--- Objective ---
Find each line with the string "odległość" and report it.

___ Stored data

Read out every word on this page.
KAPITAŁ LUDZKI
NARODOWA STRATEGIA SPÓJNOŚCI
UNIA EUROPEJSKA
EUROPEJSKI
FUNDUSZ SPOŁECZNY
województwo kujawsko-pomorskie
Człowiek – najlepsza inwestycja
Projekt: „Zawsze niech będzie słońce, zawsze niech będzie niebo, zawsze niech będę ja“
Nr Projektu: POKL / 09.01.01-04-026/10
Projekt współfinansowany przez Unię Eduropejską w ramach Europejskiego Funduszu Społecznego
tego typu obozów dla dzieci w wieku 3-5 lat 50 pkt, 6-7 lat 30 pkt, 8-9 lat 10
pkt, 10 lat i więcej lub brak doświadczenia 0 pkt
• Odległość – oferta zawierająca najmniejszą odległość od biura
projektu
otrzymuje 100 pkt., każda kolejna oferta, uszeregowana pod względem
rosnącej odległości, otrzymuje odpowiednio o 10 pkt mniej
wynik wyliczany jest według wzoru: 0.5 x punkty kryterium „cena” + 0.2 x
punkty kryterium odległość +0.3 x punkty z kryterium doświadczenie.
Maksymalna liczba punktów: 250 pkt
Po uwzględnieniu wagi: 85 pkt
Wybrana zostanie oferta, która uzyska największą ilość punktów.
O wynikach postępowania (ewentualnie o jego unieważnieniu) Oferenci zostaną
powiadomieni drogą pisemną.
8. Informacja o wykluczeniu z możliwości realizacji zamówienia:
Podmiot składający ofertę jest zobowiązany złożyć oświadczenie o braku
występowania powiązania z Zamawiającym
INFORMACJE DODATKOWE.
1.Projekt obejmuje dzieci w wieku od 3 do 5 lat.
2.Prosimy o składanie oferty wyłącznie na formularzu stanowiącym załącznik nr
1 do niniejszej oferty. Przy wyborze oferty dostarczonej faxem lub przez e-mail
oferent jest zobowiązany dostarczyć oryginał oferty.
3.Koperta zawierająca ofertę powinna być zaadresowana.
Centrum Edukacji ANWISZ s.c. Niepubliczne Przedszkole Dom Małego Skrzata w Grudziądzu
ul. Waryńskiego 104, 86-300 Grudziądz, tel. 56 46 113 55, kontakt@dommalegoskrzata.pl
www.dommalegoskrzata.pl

______
___ Stored data

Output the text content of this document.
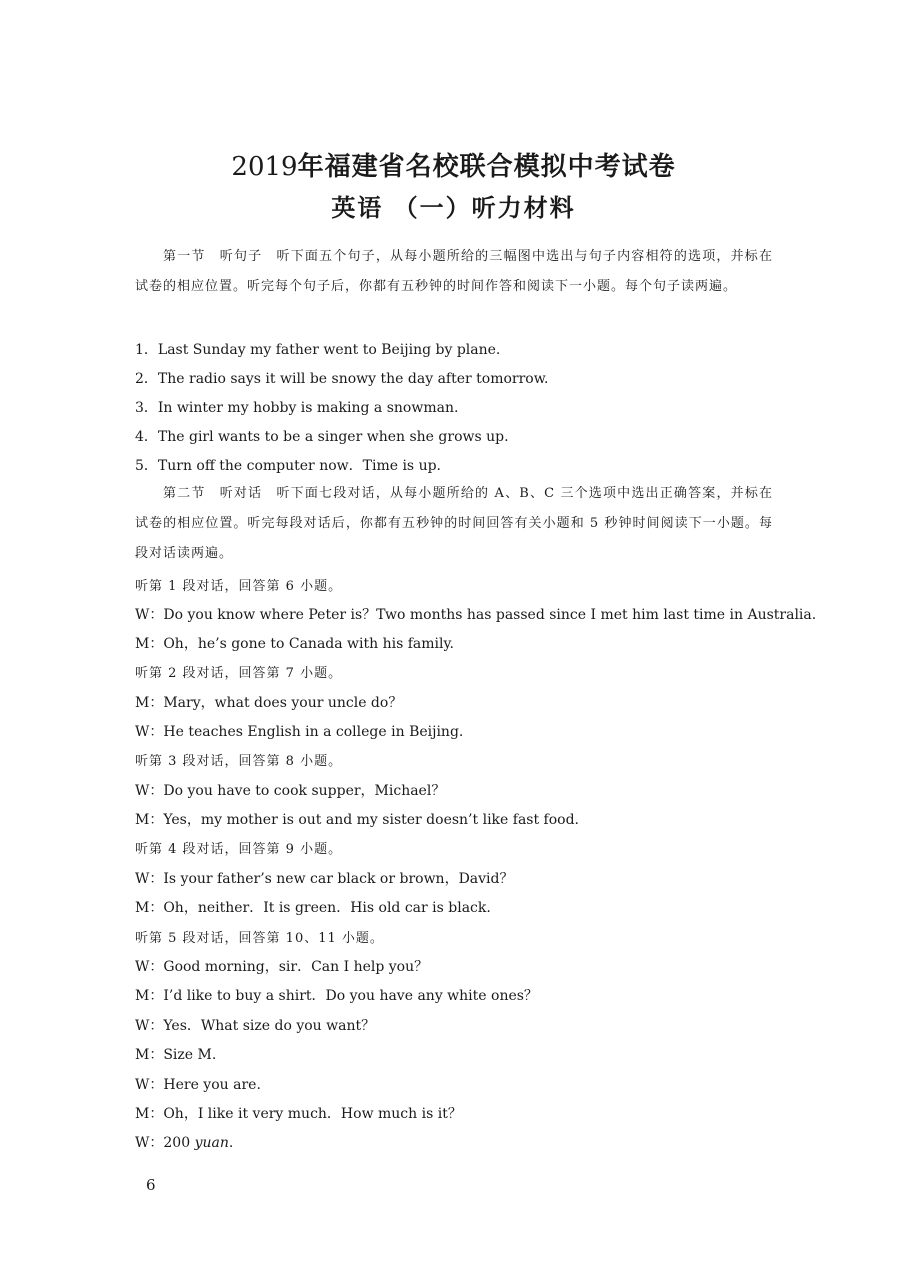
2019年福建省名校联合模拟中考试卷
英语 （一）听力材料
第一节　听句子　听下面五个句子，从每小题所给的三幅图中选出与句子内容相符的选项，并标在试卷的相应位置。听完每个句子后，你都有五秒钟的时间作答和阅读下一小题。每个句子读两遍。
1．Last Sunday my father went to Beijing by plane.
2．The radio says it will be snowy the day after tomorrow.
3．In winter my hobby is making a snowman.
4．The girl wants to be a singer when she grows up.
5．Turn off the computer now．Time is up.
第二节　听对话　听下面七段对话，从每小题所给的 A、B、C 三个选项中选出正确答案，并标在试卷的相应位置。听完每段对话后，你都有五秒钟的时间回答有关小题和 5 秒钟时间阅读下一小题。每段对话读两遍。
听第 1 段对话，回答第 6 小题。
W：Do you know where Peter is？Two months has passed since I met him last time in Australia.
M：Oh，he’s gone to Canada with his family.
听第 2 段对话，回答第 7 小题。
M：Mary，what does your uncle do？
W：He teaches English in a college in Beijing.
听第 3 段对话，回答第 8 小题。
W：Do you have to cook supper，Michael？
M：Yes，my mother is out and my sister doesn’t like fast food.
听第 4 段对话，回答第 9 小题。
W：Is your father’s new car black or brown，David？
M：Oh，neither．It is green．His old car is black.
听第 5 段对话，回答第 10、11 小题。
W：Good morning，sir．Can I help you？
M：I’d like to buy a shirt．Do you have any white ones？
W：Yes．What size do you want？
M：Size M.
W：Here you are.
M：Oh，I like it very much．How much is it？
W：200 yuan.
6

______

--- Exercise response ---
• Odległość – oferta zawierająca najmniejszą odległość od biura
punkty kryterium odległość +0.3 x punkty z kryterium doświadczenie.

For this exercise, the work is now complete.